- WHAT TO WORK ON
Write out the listing below without alteration, omitting its pictures.

- DATA EXCERPTS
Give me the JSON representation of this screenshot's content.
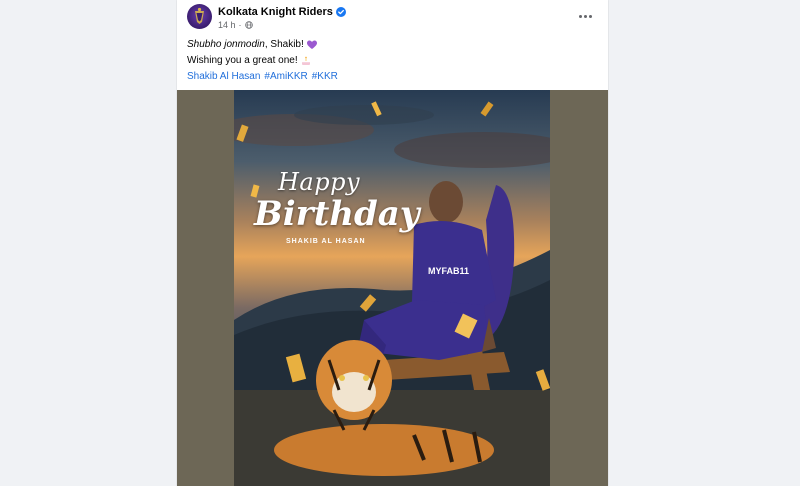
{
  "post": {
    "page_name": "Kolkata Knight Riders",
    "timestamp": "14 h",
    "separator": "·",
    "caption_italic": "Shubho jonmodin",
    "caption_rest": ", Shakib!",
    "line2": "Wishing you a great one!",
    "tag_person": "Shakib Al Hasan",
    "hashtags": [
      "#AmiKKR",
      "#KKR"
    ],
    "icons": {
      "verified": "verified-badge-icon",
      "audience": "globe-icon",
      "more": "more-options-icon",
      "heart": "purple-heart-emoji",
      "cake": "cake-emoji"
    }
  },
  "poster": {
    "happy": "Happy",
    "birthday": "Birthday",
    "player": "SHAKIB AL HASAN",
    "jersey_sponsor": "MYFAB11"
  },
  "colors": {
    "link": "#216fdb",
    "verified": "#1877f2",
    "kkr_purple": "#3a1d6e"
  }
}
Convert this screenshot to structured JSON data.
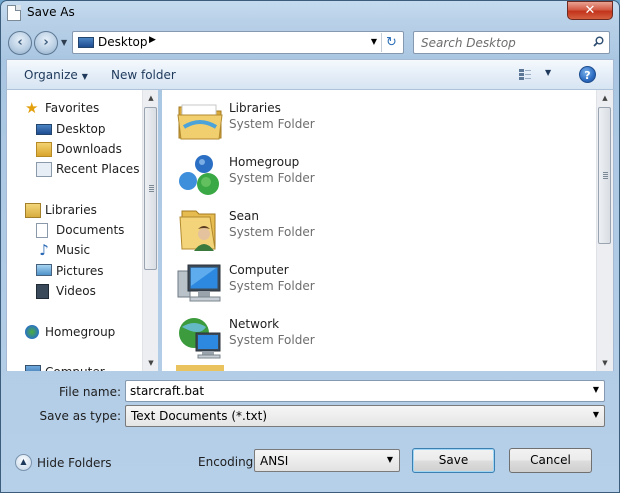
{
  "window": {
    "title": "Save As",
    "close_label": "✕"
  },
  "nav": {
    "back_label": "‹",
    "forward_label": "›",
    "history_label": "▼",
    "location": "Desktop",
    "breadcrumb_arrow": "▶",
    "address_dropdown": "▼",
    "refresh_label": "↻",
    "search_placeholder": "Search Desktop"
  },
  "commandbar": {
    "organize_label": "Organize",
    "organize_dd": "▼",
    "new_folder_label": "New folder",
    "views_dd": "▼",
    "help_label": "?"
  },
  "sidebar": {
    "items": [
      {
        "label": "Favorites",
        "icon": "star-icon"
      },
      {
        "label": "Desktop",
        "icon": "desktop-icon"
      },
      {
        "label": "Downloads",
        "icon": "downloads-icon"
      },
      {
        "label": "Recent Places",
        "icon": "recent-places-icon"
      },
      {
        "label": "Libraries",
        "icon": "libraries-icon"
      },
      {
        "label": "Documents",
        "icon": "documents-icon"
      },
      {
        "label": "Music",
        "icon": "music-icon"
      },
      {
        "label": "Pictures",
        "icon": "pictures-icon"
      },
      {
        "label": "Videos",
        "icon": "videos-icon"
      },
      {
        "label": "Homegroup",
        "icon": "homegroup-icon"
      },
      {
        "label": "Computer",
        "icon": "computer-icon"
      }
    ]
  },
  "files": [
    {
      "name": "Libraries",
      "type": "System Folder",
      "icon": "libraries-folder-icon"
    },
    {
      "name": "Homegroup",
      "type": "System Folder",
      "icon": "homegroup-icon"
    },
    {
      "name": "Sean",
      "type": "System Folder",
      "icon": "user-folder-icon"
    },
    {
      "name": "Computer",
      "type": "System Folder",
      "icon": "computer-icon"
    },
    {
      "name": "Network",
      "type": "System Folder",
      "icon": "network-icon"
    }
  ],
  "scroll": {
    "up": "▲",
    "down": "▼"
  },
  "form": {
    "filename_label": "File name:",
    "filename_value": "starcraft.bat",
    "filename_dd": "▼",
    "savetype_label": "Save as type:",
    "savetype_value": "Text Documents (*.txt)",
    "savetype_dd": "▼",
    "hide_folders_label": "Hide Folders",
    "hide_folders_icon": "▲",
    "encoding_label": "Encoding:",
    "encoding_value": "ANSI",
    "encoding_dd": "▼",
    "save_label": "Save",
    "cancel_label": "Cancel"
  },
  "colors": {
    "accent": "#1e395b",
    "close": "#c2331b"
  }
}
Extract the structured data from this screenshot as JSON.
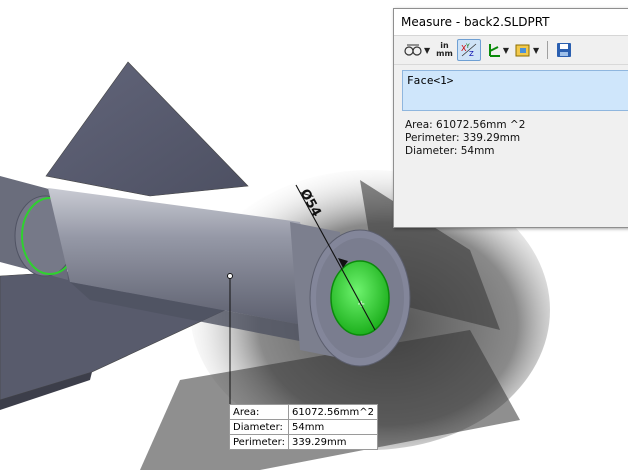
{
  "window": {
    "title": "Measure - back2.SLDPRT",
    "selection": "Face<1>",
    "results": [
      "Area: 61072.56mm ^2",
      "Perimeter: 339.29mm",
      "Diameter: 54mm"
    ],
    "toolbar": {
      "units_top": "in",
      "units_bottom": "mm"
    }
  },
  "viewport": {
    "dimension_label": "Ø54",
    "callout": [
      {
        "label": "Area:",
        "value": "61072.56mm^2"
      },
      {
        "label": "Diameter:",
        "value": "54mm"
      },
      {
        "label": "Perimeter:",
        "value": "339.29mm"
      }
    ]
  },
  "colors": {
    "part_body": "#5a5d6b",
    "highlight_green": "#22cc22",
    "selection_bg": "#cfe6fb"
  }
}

- RESULT
Give me the JSON representation of this screenshot's content.
{
  "post": {
    "page_name": "Kolkata Knight Riders",
    "timestamp": "14 h",
    "separator": "·",
    "caption_italic": "Shubho jonmodin",
    "caption_rest": ", Shakib!",
    "line2": "Wishing you a great one!",
    "tag_person": "Shakib Al Hasan",
    "hashtags": [
      "#AmiKKR",
      "#KKR"
    ],
    "icons": {
      "verified": "verified-badge-icon",
      "audience": "globe-icon",
      "more": "more-options-icon",
      "heart": "purple-heart-emoji",
      "cake": "cake-emoji"
    }
  },
  "poster": {
    "happy": "Happy",
    "birthday": "Birthday",
    "player": "SHAKIB AL HASAN",
    "jersey_sponsor": "MYFAB11"
  },
  "colors": {
    "link": "#216fdb",
    "verified": "#1877f2",
    "kkr_purple": "#3a1d6e"
  }
}
Convert this screenshot to structured JSON data.
{
  "window": {
    "title": "Save As",
    "close_label": "✕"
  },
  "nav": {
    "back_label": "‹",
    "forward_label": "›",
    "history_label": "▼",
    "location": "Desktop",
    "breadcrumb_arrow": "▶",
    "address_dropdown": "▼",
    "refresh_label": "↻",
    "search_placeholder": "Search Desktop"
  },
  "commandbar": {
    "organize_label": "Organize",
    "organize_dd": "▼",
    "new_folder_label": "New folder",
    "views_dd": "▼",
    "help_label": "?"
  },
  "sidebar": {
    "items": [
      {
        "label": "Favorites",
        "icon": "star-icon"
      },
      {
        "label": "Desktop",
        "icon": "desktop-icon"
      },
      {
        "label": "Downloads",
        "icon": "downloads-icon"
      },
      {
        "label": "Recent Places",
        "icon": "recent-places-icon"
      },
      {
        "label": "Libraries",
        "icon": "libraries-icon"
      },
      {
        "label": "Documents",
        "icon": "documents-icon"
      },
      {
        "label": "Music",
        "icon": "music-icon"
      },
      {
        "label": "Pictures",
        "icon": "pictures-icon"
      },
      {
        "label": "Videos",
        "icon": "videos-icon"
      },
      {
        "label": "Homegroup",
        "icon": "homegroup-icon"
      },
      {
        "label": "Computer",
        "icon": "computer-icon"
      }
    ]
  },
  "files": [
    {
      "name": "Libraries",
      "type": "System Folder",
      "icon": "libraries-folder-icon"
    },
    {
      "name": "Homegroup",
      "type": "System Folder",
      "icon": "homegroup-icon"
    },
    {
      "name": "Sean",
      "type": "System Folder",
      "icon": "user-folder-icon"
    },
    {
      "name": "Computer",
      "type": "System Folder",
      "icon": "computer-icon"
    },
    {
      "name": "Network",
      "type": "System Folder",
      "icon": "network-icon"
    }
  ],
  "scroll": {
    "up": "▲",
    "down": "▼"
  },
  "form": {
    "filename_label": "File name:",
    "filename_value": "starcraft.bat",
    "filename_dd": "▼",
    "savetype_label": "Save as type:",
    "savetype_value": "Text Documents (*.txt)",
    "savetype_dd": "▼",
    "hide_folders_label": "Hide Folders",
    "hide_folders_icon": "▲",
    "encoding_label": "Encoding:",
    "encoding_value": "ANSI",
    "encoding_dd": "▼",
    "save_label": "Save",
    "cancel_label": "Cancel"
  },
  "colors": {
    "accent": "#1e395b",
    "close": "#c2331b"
  }
}
Extract the structured data from this screenshot as JSON.
{
  "window": {
    "title": "Measure - back2.SLDPRT",
    "selection": "Face<1>",
    "results": [
      "Area: 61072.56mm ^2",
      "Perimeter: 339.29mm",
      "Diameter: 54mm"
    ],
    "toolbar": {
      "units_top": "in",
      "units_bottom": "mm"
    }
  },
  "viewport": {
    "dimension_label": "Ø54",
    "callout": [
      {
        "label": "Area:",
        "value": "61072.56mm^2"
      },
      {
        "label": "Diameter:",
        "value": "54mm"
      },
      {
        "label": "Perimeter:",
        "value": "339.29mm"
      }
    ]
  },
  "colors": {
    "part_body": "#5a5d6b",
    "highlight_green": "#22cc22",
    "selection_bg": "#cfe6fb"
  }
}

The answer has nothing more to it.